_Consigne:_
Traduisez en anglais cette phrase de l'extrait sur les professionnels du droit : « Chez les juristes d’entreprise, le rapport présentiel/télétravail satisfait une large majorité (85 %), un chiffre en forte progression. »

_Extrait de page:_
___

La rémunération demeure un facteur important dans ses choix de carrière. Elle figure même en tête des critères lors de la recherche d’une collaboration (60 % des collaborateurs la citent comme critère le plus important) et constitue la principale raison de quitter un cabinet (52 % des collaborateurs partant le font pour une meilleure rémunération). [3]

Malgré une satisfaction globale concernant la rémunération en légère hausse (53 % des avocats satisfaits en 2024, +3 points par rapport à 2023, toujours selon l’enquête du CNB déjà citée), ne pas en être satisfait reste un moteur de départ majeur. Les fortes rémunérations observées dans les spécialités en tension (Fusion-acquisition, Compliance, Protection des données etc. [4]) créent un effet de benchmark, une comparaison entre les performances des entreprises ou cabinets. Les professionnels évoluant dans des domaines moins "porteurs" ou dans des structures moins généreuses peuvent ressentir un décalage et une sous-valorisation, ce qui alimente le désir de chercher des emplois mieux rémunérés, ailleurs.

Flexibilité, télétravail et conditions de travail : bienvenue dans l’ère de l’hybridation !

Deuxième critère donc : l’organisation du travail, qui inclue le télétravail et plus largement la flexibilité dans l’organisation... Qui veut recruter rapidement n’oubliera pas de mentionner cette possibilité dans son offre d’emploi !

D’autant que la pratique du télétravail est désormais bien installée, ce que nous avons pu constater dans notre enquête "Où en est-on du télétravail chez les juristes et les avocats ?" : environ 60 % des professionnels du droit télétravaillent, et 69 % des cabinets d’avocats le permettent à leurs collaborateurs. Chez les juristes d’entreprise, le rapport présentiel/télétravail satisfait une large majorité (85 %), un chiffre en forte progression.

Les avantages perçus sont multiples : meilleur équilibre entre vie professionnelle et vie personnelle, plus grande flexibilité dans l’organisation quotidienne, réduction du stress et du temps perdu dans les transports, et accès à des opportunités professionnelles géographiquement plus éloignées, potentiellement mieux rémunérées. Les outils collaboratifs, lorsqu’ils sont bien mis en place (ordinateur portable fourni dans 72 % des cas, plateforme collaborative dans 54 % ), peuvent même fluidifier le travail d’équipe.

___

Entrées conservées d'une collection
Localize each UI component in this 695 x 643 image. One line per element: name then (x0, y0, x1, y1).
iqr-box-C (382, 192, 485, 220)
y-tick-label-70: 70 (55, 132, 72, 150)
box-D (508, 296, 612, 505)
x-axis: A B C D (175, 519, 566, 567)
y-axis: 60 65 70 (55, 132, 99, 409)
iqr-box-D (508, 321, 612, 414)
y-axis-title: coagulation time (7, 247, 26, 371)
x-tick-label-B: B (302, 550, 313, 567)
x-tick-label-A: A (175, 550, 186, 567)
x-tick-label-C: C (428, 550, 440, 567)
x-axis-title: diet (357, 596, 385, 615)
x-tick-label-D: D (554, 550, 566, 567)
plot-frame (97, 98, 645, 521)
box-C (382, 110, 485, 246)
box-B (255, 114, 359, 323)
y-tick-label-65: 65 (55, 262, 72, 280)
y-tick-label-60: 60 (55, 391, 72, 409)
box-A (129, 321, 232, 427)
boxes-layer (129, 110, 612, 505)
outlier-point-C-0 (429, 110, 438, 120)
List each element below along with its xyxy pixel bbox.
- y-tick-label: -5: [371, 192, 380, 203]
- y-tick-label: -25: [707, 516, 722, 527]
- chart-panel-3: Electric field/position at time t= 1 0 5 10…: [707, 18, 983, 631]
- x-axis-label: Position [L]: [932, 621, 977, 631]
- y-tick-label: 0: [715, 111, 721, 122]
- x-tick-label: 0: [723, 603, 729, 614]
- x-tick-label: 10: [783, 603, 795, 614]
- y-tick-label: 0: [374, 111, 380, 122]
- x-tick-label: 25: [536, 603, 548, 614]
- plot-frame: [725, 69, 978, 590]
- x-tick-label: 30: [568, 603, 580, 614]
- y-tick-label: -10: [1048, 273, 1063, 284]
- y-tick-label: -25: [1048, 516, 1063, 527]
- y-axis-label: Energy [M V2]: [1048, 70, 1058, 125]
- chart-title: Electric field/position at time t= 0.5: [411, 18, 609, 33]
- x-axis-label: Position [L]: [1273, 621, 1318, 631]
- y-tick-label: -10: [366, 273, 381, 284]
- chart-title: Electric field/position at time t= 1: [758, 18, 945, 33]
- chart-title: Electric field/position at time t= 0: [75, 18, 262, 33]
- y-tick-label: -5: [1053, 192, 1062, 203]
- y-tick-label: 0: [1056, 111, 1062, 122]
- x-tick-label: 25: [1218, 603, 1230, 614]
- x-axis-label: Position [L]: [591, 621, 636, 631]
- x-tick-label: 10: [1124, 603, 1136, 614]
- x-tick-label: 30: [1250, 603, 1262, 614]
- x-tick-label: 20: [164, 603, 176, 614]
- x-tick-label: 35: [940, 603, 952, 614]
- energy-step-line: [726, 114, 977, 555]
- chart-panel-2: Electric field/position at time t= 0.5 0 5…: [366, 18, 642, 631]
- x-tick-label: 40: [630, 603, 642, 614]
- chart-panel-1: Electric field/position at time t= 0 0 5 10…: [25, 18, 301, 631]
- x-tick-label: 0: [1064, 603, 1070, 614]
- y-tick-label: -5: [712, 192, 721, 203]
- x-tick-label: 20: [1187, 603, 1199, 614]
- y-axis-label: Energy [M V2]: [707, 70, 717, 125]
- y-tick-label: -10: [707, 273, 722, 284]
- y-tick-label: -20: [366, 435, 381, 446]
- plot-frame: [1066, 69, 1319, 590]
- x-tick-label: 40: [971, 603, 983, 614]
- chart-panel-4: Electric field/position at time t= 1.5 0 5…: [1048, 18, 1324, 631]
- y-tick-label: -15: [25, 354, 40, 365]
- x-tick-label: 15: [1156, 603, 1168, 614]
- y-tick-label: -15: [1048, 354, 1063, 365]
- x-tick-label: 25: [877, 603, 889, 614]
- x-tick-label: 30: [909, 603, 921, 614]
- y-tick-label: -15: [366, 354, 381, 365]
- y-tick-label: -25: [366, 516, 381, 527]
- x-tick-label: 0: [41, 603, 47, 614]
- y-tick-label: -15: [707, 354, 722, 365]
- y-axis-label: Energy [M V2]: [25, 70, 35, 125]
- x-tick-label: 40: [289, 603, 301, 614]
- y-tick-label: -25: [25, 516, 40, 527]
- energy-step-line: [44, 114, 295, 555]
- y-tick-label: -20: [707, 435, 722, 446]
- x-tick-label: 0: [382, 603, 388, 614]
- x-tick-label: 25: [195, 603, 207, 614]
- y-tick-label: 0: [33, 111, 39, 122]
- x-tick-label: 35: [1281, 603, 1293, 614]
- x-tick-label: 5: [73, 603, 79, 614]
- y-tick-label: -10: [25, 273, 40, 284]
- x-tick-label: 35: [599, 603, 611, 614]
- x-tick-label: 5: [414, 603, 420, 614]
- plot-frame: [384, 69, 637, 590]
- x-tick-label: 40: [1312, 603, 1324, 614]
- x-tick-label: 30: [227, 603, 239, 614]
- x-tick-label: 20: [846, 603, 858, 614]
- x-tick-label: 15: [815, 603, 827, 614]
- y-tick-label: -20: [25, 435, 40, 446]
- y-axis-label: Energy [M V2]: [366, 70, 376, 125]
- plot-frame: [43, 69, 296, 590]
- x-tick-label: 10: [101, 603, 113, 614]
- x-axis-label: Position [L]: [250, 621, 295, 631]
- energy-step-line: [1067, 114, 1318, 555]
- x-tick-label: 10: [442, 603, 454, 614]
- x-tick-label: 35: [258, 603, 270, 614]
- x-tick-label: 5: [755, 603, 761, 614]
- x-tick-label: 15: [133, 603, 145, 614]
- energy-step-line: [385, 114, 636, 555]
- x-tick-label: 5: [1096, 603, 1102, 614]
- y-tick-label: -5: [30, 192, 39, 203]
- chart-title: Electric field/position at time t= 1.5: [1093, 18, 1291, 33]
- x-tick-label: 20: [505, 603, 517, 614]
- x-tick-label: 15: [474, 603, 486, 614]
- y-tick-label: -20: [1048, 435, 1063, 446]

___

_Réponse attendue:_
Among in-house lawyers, the balance between on-site work and remote work satisfies a large majority (85%), a figure that has risen sharply.